Exercise
What do the lines say from the one containing "Transcribe the text in this document." to the end of the records? Restate them word for word, and only those.

/---

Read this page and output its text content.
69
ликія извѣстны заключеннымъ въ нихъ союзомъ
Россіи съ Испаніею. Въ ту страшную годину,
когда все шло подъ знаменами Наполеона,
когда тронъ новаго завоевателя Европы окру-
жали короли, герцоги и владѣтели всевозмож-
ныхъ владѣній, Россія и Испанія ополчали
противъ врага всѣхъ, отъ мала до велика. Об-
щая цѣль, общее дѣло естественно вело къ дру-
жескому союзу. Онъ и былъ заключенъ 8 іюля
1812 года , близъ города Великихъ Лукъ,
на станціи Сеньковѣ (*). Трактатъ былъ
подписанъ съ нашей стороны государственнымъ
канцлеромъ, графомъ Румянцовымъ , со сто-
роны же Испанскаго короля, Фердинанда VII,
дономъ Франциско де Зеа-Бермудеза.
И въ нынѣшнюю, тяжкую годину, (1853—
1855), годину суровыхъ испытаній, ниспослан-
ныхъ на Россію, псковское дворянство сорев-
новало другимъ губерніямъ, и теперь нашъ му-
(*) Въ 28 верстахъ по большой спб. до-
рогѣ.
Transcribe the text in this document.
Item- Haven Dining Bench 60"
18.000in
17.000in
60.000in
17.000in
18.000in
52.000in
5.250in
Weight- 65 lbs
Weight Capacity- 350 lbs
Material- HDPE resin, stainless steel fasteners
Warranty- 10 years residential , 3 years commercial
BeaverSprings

\---

Completed exercise
Transcribe the text in this document.
Item- Haven Dining Bench 60"
18.000in
17.000in
60.000in
17.000in
18.000in
52.000in
5.250in
Weight- 65 lbs
Weight Capacity- 350 lbs
Material- HDPE resin, stainless steel fasteners
Warranty- 10 years residential , 3 years commercial
BeaverSprings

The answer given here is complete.